▶ [WHAT IS ASKED]: In the listing below, find every line with the string "name" and pull it out.

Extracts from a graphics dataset
## Begin

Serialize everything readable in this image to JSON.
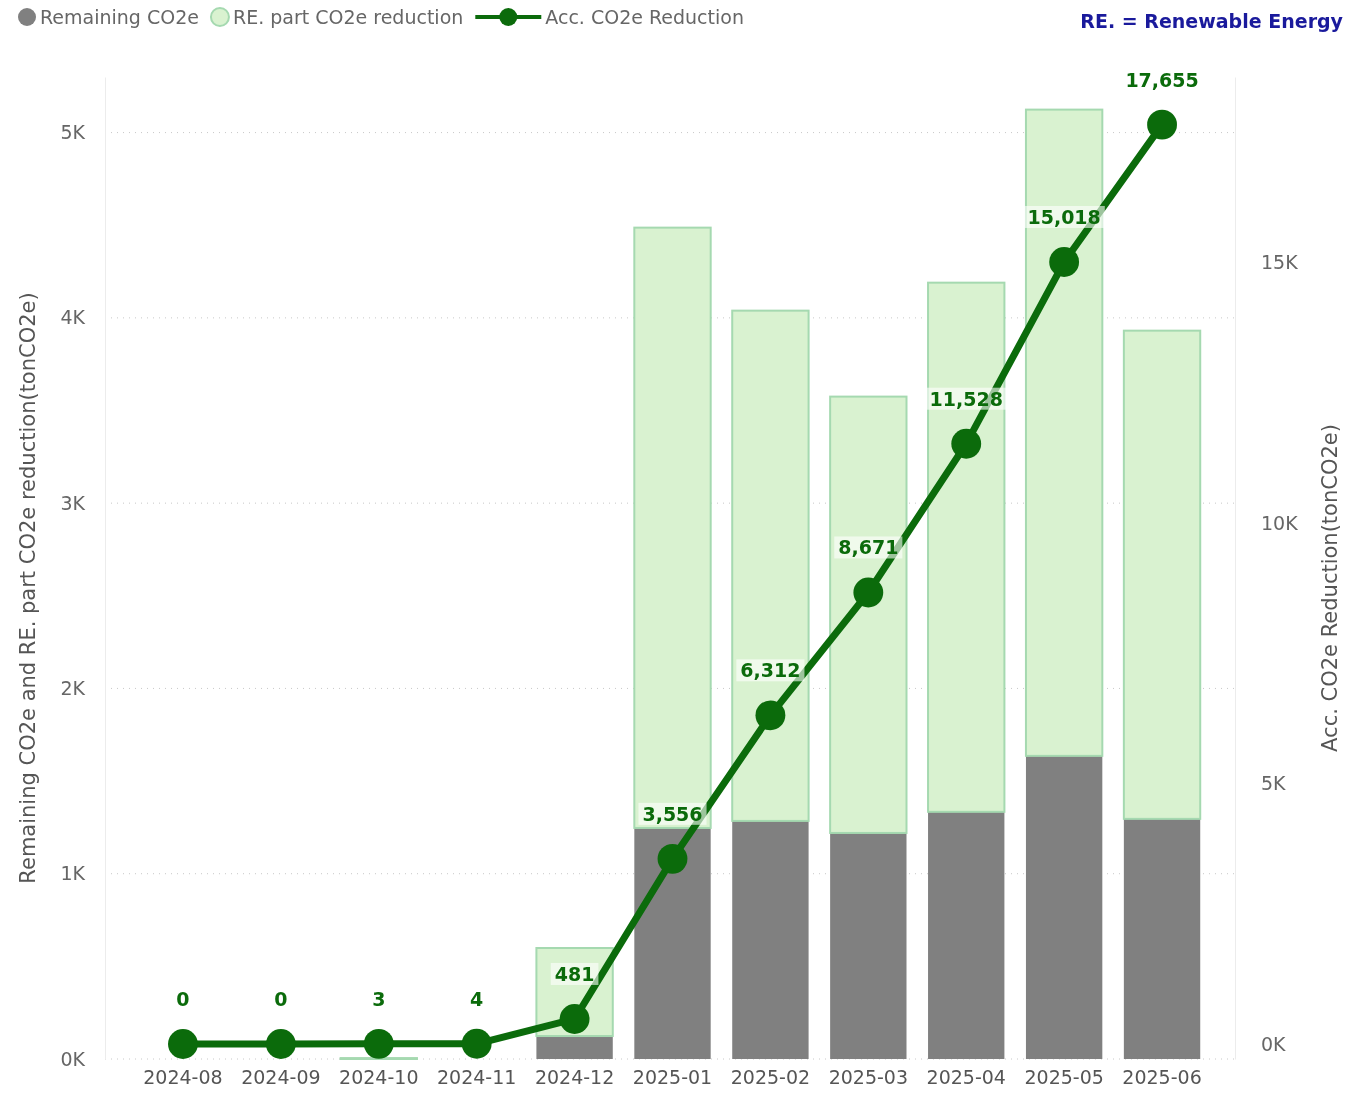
{
  "chart_data": {
    "type": "bar",
    "stacked": true,
    "ylabel": "Remaining CO2e and RE. part CO2e reduction(tonCO2e)",
    "y2label": "Acc. CO2e Reduction(tonCO2e)",
    "annotations": [
      "RE. = Renewable Energy"
    ],
    "categories": [
      "2024-08",
      "2024-09",
      "2024-10",
      "2024-11",
      "2024-12",
      "2025-01",
      "2025-02",
      "2025-03",
      "2025-04",
      "2025-05",
      "2025-06"
    ],
    "series": [
      {
        "name": "Remaining CO2e",
        "color": "#808080",
        "values": [
          0,
          0,
          0,
          0,
          124,
          1247,
          1285,
          1220,
          1334,
          1636,
          1296
        ]
      },
      {
        "name": "RE. part CO2e reduction",
        "color": "#d9f2d0",
        "values": [
          0,
          0,
          5,
          0,
          475,
          3240,
          2754,
          2355,
          2856,
          3488,
          2635
        ]
      },
      {
        "name": "Acc. CO2e Reduction",
        "type": "line",
        "axis": "y2",
        "color": "#0b6b0b",
        "values": [
          0,
          0,
          3,
          4,
          481,
          3556,
          6312,
          8671,
          11528,
          15018,
          17655
        ],
        "value_labels": [
          "0",
          "0",
          "3",
          "4",
          "481",
          "3,556",
          "6,312",
          "8,671",
          "11,528",
          "15,018",
          "17,655"
        ]
      }
    ],
    "ylim": [
      0,
      5300
    ],
    "yticks": [
      {
        "value": 0,
        "label": "0K"
      },
      {
        "value": 1000,
        "label": "1K"
      },
      {
        "value": 2000,
        "label": "2K"
      },
      {
        "value": 3000,
        "label": "3K"
      },
      {
        "value": 4000,
        "label": "4K"
      },
      {
        "value": 5000,
        "label": "5K"
      }
    ],
    "y2lim": [
      -288,
      18570
    ],
    "y2ticks": [
      {
        "value": 0,
        "label": "0K"
      },
      {
        "value": 5000,
        "label": "5K"
      },
      {
        "value": 10000,
        "label": "10K"
      },
      {
        "value": 15000,
        "label": "15K"
      }
    ],
    "grid": "y",
    "legend": "top left",
    "marker": "circle",
    "line_style": "solid"
  }
}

## End

▶ [EXPECTED OUTPUT]:
        "name": "Remaining CO2e",
        "name": "RE. part CO2e reduction",
        "name": "Acc. CO2e Reduction",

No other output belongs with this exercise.